— Start Material provided —
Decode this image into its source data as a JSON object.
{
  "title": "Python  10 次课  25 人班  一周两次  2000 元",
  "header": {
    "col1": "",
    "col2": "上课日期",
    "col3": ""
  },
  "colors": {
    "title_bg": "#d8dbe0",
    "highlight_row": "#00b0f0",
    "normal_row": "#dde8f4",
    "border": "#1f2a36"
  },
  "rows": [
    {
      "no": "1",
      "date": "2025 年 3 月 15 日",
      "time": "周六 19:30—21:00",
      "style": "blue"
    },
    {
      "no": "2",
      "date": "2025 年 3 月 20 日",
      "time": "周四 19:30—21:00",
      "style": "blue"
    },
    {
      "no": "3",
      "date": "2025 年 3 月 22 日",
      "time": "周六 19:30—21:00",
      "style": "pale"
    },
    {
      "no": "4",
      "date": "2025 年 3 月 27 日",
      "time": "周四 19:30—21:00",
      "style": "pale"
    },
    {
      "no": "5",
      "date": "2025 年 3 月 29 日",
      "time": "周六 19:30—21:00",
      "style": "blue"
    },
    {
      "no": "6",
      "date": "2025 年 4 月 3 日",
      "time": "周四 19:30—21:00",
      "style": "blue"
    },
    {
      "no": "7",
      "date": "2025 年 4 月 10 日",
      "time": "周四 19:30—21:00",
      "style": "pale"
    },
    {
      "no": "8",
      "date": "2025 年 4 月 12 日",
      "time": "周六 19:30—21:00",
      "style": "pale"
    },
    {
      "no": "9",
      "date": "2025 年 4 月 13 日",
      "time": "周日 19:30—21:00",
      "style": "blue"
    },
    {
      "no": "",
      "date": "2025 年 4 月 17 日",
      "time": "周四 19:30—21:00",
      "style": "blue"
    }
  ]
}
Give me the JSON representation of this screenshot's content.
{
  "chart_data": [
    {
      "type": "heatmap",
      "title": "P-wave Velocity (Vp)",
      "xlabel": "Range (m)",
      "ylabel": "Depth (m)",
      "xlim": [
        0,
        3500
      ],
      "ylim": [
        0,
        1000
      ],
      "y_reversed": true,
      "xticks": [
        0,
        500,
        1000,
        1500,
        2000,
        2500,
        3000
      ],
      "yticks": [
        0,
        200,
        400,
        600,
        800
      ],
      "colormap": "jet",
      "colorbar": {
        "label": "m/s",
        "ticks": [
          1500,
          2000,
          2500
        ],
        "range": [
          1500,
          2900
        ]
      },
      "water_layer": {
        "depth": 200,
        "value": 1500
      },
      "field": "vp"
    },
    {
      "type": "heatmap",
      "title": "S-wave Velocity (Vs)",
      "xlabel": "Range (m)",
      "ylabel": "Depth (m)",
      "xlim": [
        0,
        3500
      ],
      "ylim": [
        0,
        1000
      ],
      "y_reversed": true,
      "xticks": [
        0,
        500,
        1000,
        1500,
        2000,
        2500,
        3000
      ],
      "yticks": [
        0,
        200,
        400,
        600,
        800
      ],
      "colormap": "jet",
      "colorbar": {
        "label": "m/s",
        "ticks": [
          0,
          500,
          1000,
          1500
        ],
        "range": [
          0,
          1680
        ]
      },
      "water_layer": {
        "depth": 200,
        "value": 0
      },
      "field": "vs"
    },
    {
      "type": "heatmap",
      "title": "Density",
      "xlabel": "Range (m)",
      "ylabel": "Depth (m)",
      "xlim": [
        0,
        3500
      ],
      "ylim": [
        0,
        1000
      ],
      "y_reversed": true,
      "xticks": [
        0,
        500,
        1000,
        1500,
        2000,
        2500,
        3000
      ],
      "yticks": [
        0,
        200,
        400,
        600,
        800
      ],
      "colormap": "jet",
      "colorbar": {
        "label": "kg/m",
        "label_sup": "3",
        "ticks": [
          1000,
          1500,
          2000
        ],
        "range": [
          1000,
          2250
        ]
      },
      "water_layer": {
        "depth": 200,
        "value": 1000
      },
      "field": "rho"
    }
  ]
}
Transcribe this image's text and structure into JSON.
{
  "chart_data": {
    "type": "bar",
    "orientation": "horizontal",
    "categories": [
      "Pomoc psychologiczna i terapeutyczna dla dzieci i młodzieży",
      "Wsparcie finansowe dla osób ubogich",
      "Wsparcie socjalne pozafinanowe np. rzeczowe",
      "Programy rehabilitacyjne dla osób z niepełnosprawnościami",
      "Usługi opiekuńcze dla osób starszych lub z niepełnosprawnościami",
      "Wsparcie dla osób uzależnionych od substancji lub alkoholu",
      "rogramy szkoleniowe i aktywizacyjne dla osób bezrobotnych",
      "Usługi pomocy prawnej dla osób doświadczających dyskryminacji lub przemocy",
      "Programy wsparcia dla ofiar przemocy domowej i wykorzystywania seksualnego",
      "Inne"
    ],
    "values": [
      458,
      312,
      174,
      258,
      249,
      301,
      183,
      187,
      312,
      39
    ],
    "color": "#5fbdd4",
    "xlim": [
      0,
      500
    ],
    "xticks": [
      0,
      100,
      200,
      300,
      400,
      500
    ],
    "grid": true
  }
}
— End Material provided —
## Goal
Which lines of the data include "Wsparcie"? Copy each of them.

## Output below
      "Wsparcie finansowe dla osób ubogich",
      "Wsparcie socjalne pozafinanowe np. rzeczowe",
      "Wsparcie dla osób uzależnionych od substancji lub alkoholu",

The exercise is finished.